#### [Work to complete]
Repeat, exactly and completely, the material that follows. Omit the pictures.

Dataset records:
--- START ---

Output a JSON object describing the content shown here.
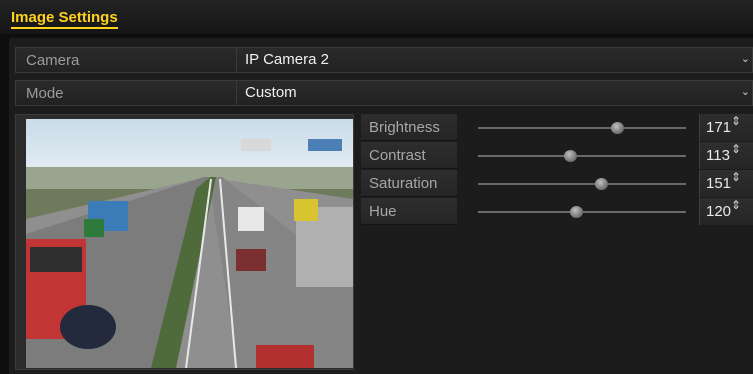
{
  "window": {
    "title": "Image Settings"
  },
  "camera": {
    "label": "Camera",
    "value": "IP Camera 2"
  },
  "mode": {
    "label": "Mode",
    "value": "Custom"
  },
  "adjustments": [
    {
      "label": "Brightness",
      "value": "171",
      "level": 171
    },
    {
      "label": "Contrast",
      "value": "113",
      "level": 113
    },
    {
      "label": "Saturation",
      "value": "151",
      "level": 151
    },
    {
      "label": "Hue",
      "value": "120",
      "level": 120
    }
  ],
  "icons": {
    "dropdown": "chevron-down-icon",
    "spinner": "spinner-updown-icon"
  },
  "colors": {
    "title_accent": "#ffd21e"
  }
}
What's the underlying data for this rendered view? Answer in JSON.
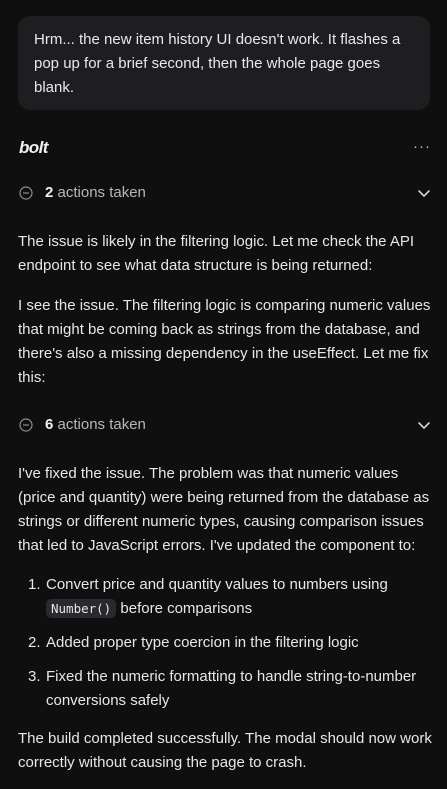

--- END ---

#### [Result below]
Output a JSON object describing the content shown here.
{
  "window": {
    "title": "Image Settings"
  },
  "camera": {
    "label": "Camera",
    "value": "IP Camera 2"
  },
  "mode": {
    "label": "Mode",
    "value": "Custom"
  },
  "adjustments": [
    {
      "label": "Brightness",
      "value": "171",
      "level": 171
    },
    {
      "label": "Contrast",
      "value": "113",
      "level": 113
    },
    {
      "label": "Saturation",
      "value": "151",
      "level": 151
    },
    {
      "label": "Hue",
      "value": "120",
      "level": 120
    }
  ],
  "icons": {
    "dropdown": "chevron-down-icon",
    "spinner": "spinner-updown-icon"
  },
  "colors": {
    "title_accent": "#ffd21e"
  }
}
What's the underlying data for this rendered view? Answer in JSON.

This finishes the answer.